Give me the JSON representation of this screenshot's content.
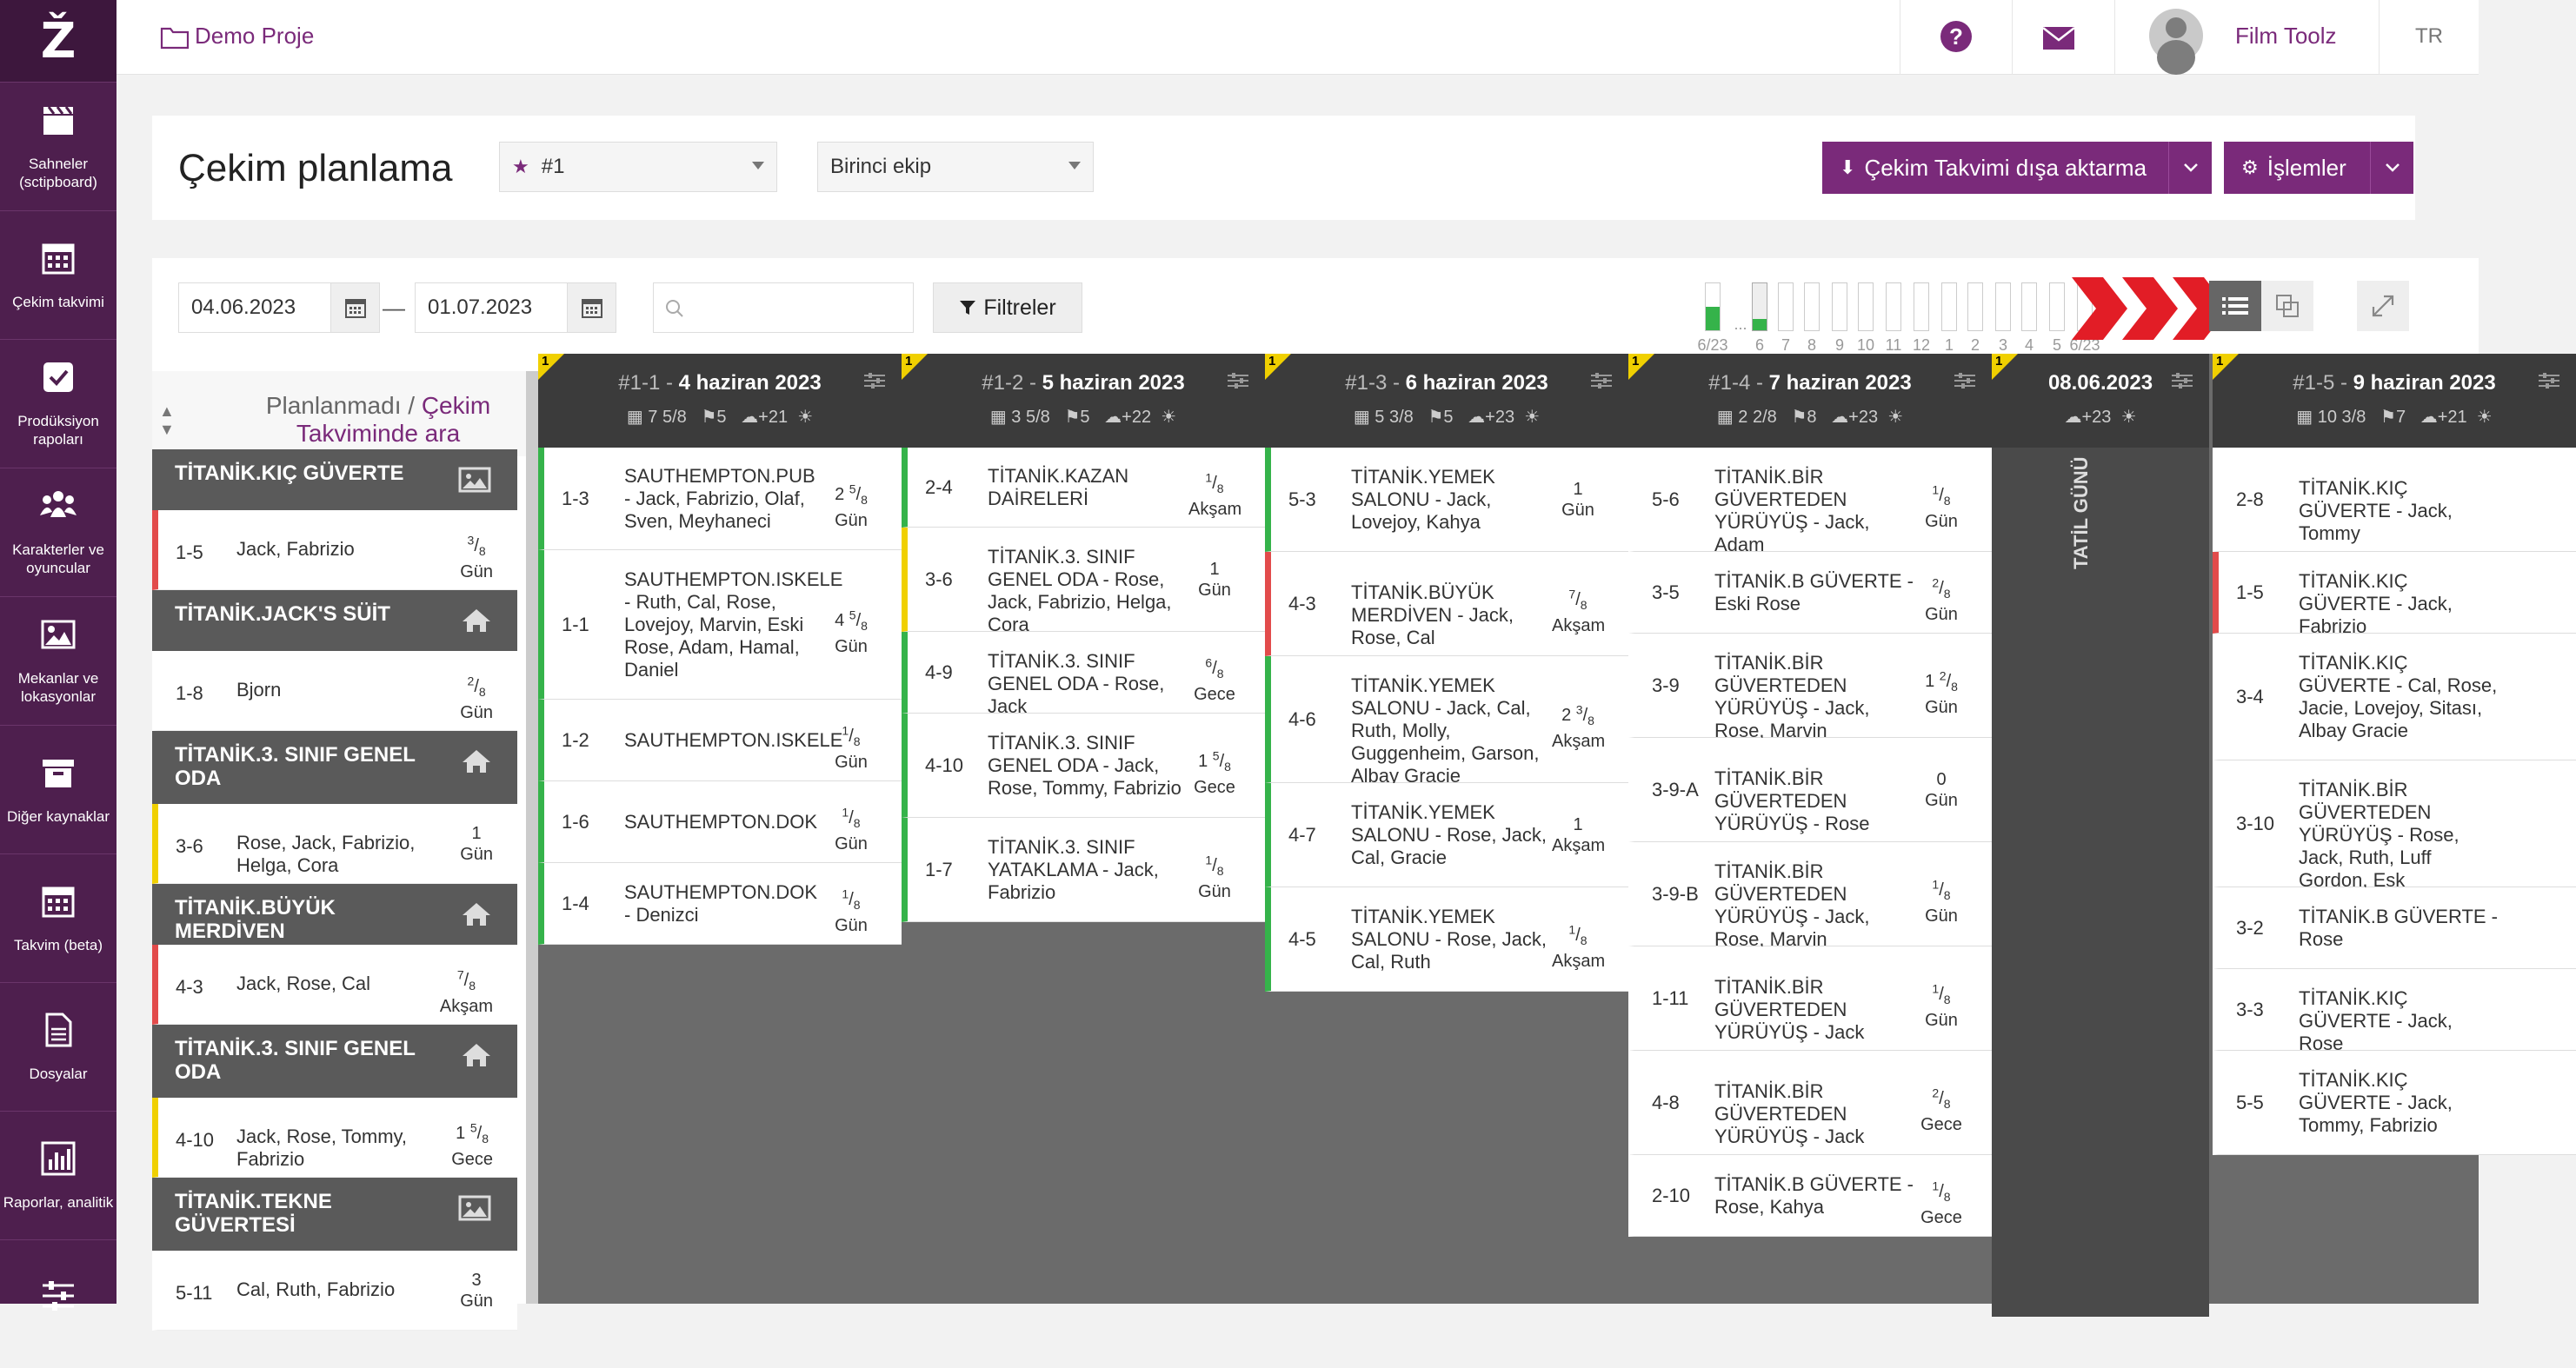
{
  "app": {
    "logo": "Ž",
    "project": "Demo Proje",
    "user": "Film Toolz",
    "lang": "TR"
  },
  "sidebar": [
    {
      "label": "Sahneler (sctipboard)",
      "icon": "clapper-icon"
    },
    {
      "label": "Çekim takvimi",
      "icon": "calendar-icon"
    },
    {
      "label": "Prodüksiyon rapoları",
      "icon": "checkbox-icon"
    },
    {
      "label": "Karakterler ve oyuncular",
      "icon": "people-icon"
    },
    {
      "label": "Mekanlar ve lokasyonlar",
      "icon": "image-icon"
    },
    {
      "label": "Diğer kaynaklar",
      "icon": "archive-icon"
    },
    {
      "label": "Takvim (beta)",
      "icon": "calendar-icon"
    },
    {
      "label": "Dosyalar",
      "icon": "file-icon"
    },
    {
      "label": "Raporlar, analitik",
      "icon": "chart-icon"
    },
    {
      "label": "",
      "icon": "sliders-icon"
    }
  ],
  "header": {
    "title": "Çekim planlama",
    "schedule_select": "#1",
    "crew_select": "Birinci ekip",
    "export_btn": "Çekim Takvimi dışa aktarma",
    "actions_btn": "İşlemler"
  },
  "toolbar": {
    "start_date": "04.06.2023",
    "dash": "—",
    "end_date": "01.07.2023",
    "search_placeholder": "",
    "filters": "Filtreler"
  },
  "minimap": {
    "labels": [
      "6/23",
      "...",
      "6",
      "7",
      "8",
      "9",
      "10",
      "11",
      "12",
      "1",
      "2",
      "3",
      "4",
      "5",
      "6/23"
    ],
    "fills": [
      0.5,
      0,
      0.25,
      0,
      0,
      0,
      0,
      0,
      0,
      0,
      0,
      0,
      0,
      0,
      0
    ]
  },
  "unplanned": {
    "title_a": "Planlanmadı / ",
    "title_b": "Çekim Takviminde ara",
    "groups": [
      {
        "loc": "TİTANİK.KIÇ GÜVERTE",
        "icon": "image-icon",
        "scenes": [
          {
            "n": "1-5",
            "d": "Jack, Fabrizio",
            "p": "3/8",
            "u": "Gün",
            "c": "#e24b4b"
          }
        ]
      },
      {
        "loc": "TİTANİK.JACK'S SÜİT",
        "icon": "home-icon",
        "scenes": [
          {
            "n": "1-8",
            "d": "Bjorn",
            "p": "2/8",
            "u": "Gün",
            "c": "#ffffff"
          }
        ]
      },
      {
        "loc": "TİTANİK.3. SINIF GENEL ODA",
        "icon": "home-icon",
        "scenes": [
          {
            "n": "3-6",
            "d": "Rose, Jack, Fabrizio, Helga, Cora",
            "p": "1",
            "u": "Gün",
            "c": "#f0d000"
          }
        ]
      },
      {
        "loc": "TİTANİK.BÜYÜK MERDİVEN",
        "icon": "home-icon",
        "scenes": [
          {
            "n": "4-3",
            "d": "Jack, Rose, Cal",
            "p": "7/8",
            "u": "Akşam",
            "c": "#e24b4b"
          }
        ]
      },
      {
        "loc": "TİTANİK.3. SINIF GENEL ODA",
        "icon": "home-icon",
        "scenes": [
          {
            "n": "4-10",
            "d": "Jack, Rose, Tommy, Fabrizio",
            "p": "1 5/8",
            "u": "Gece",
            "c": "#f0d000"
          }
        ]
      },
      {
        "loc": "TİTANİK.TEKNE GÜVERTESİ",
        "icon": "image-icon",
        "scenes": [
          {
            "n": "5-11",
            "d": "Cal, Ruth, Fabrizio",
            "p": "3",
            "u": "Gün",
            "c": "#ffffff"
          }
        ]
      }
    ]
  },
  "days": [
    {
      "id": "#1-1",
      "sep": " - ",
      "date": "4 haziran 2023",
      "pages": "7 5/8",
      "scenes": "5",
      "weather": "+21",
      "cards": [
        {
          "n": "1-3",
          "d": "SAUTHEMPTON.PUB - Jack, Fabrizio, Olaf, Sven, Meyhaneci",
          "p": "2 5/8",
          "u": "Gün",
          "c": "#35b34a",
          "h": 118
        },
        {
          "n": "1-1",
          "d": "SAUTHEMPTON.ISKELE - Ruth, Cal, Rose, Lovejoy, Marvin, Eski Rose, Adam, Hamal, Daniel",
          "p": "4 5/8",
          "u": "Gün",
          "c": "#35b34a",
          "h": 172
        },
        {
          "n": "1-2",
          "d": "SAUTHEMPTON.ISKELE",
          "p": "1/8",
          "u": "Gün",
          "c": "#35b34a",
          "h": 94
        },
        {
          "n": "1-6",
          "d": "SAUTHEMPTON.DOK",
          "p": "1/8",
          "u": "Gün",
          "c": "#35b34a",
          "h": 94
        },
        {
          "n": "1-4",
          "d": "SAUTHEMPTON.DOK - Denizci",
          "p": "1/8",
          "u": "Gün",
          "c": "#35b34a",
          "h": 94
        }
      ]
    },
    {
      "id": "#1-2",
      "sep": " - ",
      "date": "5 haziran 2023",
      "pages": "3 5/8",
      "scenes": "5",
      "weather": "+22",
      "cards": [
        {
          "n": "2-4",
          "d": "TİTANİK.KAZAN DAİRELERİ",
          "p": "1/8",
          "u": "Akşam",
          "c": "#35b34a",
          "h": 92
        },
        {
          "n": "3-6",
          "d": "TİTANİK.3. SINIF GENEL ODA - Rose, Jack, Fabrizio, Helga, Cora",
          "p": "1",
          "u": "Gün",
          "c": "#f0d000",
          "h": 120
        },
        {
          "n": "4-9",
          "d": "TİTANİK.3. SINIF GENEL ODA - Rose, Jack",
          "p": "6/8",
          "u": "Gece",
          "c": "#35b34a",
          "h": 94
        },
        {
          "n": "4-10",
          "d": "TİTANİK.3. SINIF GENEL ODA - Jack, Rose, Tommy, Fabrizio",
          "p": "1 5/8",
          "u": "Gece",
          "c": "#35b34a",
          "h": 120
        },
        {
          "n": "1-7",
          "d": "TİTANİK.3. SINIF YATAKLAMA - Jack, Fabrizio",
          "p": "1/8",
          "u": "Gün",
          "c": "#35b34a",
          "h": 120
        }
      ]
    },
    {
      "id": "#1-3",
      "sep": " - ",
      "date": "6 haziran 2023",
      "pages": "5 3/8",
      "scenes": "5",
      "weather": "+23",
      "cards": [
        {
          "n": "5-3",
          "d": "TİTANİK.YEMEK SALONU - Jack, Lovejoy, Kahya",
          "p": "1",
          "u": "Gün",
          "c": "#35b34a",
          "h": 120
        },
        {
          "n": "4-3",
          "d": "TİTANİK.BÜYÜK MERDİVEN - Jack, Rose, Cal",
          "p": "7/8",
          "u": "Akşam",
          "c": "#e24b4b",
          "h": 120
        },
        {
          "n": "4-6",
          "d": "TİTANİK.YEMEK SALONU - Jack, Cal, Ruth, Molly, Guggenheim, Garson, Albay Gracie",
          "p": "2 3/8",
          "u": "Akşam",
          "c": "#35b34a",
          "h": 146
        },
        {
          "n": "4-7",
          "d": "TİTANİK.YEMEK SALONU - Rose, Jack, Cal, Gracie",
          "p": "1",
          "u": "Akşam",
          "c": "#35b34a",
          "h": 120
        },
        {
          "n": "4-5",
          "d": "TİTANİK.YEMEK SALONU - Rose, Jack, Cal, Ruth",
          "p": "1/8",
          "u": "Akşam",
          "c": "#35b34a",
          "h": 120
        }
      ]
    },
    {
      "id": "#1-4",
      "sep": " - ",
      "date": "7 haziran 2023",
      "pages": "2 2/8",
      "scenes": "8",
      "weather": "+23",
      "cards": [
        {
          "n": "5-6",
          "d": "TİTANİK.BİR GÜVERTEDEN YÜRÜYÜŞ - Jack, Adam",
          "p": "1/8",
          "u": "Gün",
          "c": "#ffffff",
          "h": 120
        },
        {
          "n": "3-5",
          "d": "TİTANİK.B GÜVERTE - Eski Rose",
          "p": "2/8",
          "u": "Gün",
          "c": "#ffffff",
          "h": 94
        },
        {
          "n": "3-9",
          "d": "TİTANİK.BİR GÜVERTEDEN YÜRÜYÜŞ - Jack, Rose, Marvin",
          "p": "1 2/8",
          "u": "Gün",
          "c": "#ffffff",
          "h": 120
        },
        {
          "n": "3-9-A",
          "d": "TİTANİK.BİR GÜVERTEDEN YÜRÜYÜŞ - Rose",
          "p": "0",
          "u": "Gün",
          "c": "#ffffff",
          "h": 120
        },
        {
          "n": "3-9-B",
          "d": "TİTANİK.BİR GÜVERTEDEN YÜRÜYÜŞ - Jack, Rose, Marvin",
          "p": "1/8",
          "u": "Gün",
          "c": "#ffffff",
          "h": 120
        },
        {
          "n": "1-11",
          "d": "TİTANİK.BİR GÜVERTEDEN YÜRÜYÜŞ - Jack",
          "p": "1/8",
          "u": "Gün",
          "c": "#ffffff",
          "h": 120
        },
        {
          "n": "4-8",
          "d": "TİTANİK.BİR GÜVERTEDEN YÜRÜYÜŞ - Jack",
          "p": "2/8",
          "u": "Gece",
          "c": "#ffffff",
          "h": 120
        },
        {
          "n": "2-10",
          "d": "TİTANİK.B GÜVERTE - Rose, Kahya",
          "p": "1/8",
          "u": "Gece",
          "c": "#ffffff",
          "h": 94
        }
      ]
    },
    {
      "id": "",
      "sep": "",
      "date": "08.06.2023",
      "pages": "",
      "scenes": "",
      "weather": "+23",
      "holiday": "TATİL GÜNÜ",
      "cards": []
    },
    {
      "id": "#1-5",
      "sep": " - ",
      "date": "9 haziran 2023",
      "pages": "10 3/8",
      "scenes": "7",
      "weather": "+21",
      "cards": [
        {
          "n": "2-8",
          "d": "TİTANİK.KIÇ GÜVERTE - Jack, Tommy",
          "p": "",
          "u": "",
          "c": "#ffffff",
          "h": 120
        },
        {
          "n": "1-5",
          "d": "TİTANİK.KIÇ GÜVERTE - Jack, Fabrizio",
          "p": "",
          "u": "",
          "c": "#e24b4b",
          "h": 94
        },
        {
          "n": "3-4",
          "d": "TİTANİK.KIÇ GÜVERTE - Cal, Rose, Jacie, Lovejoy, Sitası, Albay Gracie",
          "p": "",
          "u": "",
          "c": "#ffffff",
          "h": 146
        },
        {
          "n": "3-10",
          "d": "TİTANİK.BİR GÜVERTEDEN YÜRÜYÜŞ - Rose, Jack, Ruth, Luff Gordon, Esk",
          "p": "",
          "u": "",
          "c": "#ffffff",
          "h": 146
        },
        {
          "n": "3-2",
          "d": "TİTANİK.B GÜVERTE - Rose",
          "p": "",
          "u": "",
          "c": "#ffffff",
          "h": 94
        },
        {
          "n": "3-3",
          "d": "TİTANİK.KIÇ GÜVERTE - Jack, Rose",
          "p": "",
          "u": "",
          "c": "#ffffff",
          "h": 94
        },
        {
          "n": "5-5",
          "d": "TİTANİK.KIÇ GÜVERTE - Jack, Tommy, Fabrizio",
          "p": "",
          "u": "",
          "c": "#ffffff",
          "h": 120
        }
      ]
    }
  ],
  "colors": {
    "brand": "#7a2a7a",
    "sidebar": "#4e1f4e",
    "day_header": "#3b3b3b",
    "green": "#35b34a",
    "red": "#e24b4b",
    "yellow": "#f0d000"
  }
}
...
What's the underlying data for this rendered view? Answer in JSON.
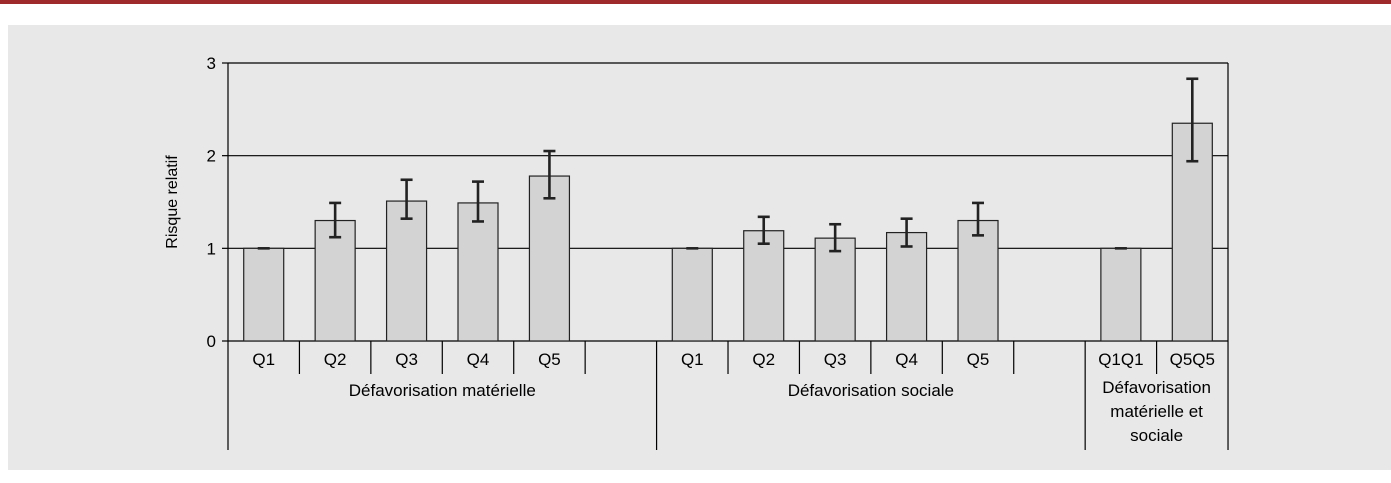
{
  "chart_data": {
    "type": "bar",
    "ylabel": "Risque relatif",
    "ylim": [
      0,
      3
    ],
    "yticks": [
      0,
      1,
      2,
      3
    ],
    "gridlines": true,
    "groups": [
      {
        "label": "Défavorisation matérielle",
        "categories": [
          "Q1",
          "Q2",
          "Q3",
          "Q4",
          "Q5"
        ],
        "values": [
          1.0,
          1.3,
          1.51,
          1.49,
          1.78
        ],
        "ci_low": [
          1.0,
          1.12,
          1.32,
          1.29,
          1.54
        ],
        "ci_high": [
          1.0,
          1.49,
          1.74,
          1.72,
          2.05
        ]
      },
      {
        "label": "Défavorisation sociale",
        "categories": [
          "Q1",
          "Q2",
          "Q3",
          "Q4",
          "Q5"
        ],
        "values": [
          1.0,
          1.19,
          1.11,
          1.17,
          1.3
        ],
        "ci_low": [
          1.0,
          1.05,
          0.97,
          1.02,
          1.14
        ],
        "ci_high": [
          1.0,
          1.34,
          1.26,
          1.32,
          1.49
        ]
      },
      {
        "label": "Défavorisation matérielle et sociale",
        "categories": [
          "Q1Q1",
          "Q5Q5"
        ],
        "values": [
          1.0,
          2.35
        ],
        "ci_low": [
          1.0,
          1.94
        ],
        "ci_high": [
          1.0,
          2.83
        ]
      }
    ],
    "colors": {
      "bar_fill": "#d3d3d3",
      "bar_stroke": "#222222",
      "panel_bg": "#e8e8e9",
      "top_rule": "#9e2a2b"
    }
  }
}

» **DIRECTIVE**: Tally how many lines of the material contain the word "this". The answer must be the number and nothing else.

» **REPLY**: 2